» **Directions for this task**:
Tally the lines that contain "为主题的文献数量趋势" and report the total alone.

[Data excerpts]
· · · · · · ·

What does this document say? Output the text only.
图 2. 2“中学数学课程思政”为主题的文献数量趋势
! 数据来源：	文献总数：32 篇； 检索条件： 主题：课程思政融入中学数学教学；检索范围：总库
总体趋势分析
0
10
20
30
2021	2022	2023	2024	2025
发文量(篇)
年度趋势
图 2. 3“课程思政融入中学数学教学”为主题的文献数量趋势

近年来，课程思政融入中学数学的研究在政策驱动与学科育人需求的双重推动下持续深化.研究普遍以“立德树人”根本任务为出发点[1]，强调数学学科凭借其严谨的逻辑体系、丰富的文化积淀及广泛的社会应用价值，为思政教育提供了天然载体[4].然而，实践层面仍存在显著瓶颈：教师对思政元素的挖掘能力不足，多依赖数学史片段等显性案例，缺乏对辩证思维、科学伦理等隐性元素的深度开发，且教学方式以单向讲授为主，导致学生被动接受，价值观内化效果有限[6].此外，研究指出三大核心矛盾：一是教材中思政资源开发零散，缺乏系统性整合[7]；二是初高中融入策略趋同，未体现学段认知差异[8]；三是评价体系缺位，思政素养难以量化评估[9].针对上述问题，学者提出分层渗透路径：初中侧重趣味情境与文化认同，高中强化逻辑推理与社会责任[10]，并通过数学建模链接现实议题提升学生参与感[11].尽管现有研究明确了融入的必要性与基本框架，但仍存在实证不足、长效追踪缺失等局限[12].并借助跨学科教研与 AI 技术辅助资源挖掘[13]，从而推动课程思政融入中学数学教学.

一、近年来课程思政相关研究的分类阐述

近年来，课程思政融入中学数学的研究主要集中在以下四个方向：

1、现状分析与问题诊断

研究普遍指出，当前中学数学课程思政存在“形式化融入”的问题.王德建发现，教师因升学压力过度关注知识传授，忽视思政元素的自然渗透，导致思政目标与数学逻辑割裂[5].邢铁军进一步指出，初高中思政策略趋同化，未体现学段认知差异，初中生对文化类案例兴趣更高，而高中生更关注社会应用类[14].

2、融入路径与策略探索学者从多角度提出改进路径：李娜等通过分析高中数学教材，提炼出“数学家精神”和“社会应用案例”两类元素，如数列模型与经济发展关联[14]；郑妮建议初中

· · · · · · ·

» **Reply to the task**:
2